## BEGIN Records to process

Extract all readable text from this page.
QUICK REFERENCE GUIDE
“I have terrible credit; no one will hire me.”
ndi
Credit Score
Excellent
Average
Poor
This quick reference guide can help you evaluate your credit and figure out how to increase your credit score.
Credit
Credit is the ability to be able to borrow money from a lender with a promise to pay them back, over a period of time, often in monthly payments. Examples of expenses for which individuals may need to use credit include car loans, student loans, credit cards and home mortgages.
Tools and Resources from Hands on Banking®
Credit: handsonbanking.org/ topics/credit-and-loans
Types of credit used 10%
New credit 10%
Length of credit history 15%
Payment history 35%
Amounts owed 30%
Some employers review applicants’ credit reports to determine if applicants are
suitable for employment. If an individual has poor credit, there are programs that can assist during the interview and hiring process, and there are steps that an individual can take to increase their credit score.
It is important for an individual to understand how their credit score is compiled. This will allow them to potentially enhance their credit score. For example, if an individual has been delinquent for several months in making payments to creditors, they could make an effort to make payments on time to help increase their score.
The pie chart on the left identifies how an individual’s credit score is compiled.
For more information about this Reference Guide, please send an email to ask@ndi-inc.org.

## END Records to process

Requirement: How many lines of the listing include the string "loans"? Answer with the number alone.

Result of the exercise: 2